> _GIVEN TEXT_
***
Q. How does the Cisco NAM gain visibility into WAN traffic?
A. The NAM gains visibility into WAN traffic using VACL capture for WAN interfaces and NDE. VACL-based captures can be used (in supervisors running Cisco IOS Software in native mode) to monitor traffic from WAN interfaces. NDE from local and remote devices can be used to monitor WAN interfaces and provide application-level visibility into WAN segments.
Q. What is VACL capture and how does the Cisco NAM use it?
A. VACL capture is a data source that uses SPAN and fulfills similar functions. VACLs can be used to capture or "filter" selected VLANs and WAN traffic (with Cisco IOS Software). In Cisco IOS Software 12.2(18)SXF or later, VACLs can also be applied to WAN interfaces.
Q. How does the Cisco NAM use NetFlow?
A. When enabled on the switch, NetFlow data can be sent directly to the Cisco NAM without creating any SPAN sessions. All traffic that is Layer 3 switched on the policy feature card (PFC) and that is NetFlow switched on the Multilayer Switch Feature Card (MSFC) is available as NDE for monitoring. NetFlow can also be enabled on interfaces of remote devices and sent to the NAM for analysis.
The Cisco NAM supports monitoring of both SPAN and NetFlow data sources using independent backplane interfaces. These two data sources complement each other to provide a powerful and comprehensive monitoring solution. NetFlow can be used to monitor the traffic at an aggregate level to provide host, conversation, and application statistics, and for a deeper examination, SPAN can be used to send specific traffic of interest to the NAM. Also, NetFlow can be used to obtain visibility into traffic where SPAN is not available (WAN interfaces, remote router interfaces, and so on).
Q. Can the Cisco NAM collect NetFlow from remote WAN routers?
A. Yes. The Cisco NAM can collect and analyze NDE from remote devices including WAN routers. This feature is helpful in analyzing traffic on a WAN router connected to the Catalyst 6500 Series Switch or from remote WAN routers where ample bandwidth is available to send NDE.
Q. Does the Cisco NAM require a separate NetFlow data collector for monitoring?
***
> _RECORDED DATA_
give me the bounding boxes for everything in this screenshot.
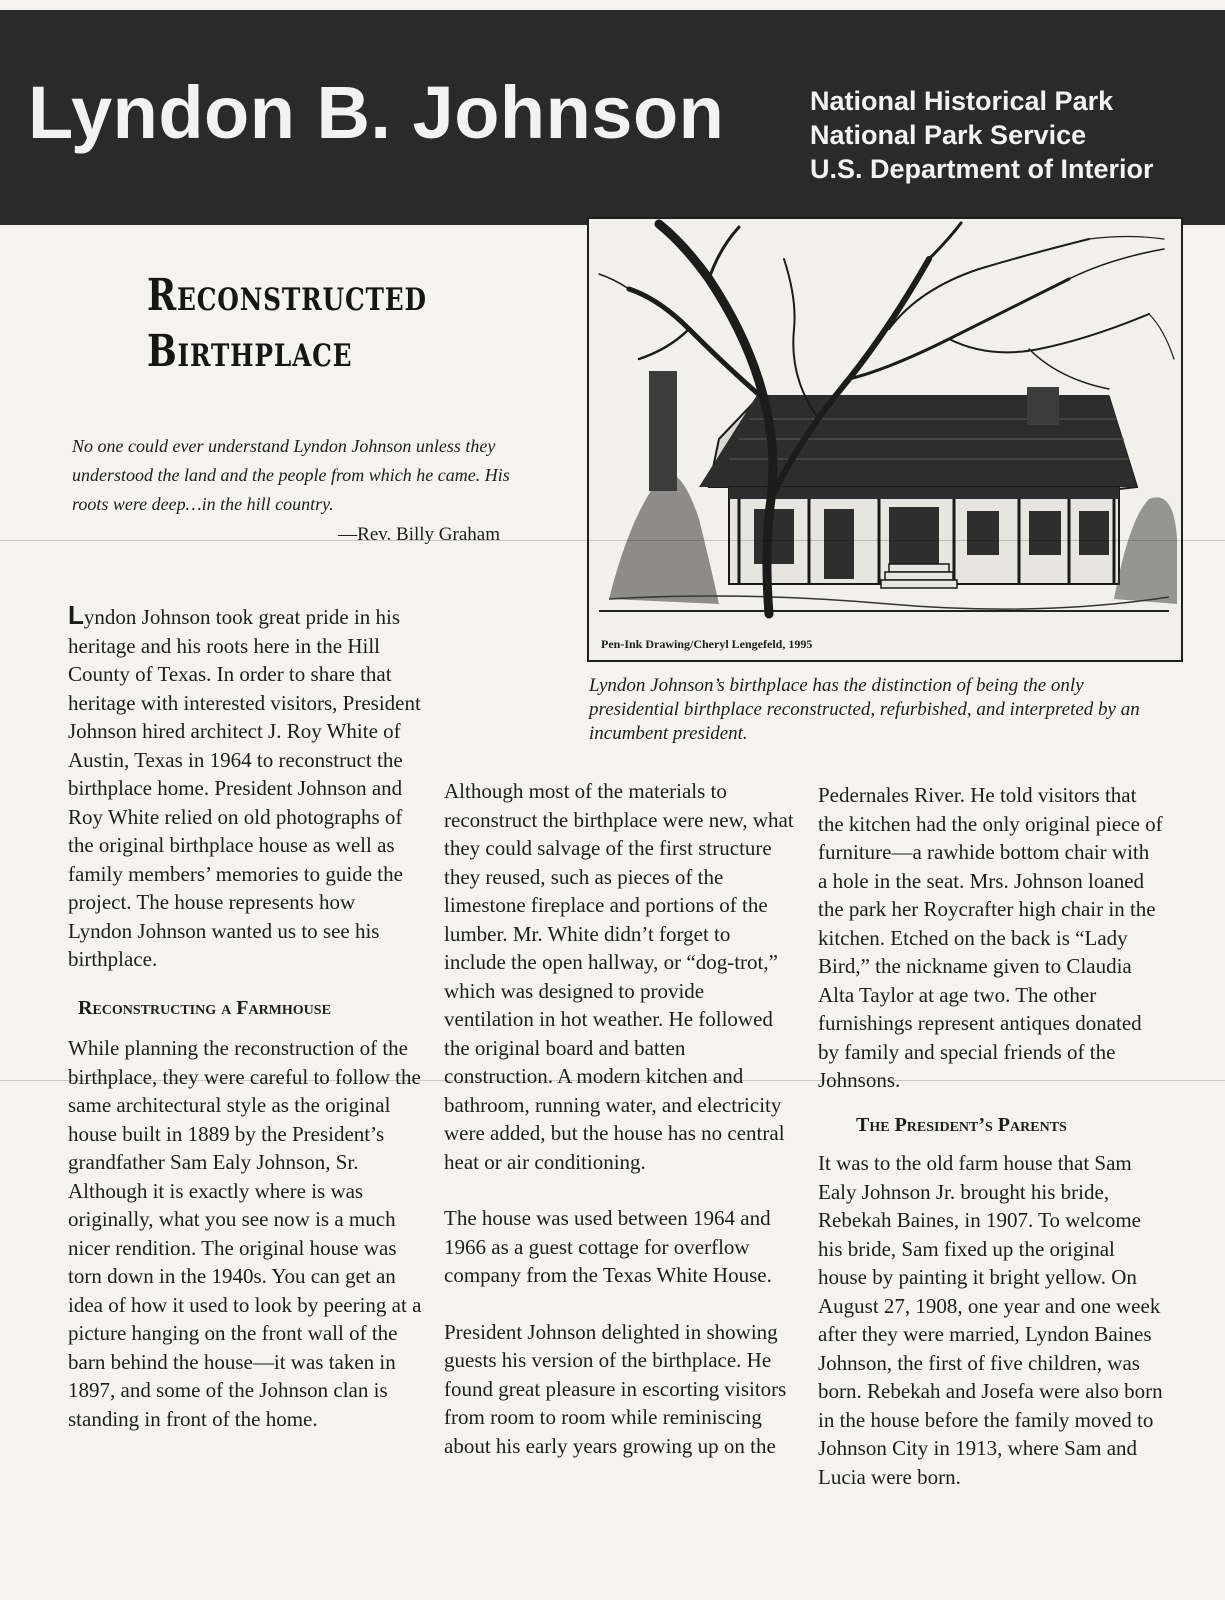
***
> _WHAT THIS EXERCISE ASKS_
**1.** In the Cisco NAM text, quote the passage that begins with the words "A. VACL capture" and ends after the words "NAM use NetFlow?".
**2.** According to the Cisco NAM text, starting with which Cisco IOS Software release can VACLs also be applied to WAN interfaces?

> _COMPLETE ANSWERS_
**1.**
A. VACL capture is a data source that uses SPAN and fulfills similar functions. VACLs can be used to capture or "filter" selected VLANs and WAN traffic (with Cisco IOS Software). In Cisco IOS Software 12.2(18)SXF or later, VACLs can also be applied to WAN interfaces.
Q. How does the Cisco NAM use NetFlow?

**2.** Cisco IOS Software 12.2(18)SXF or later.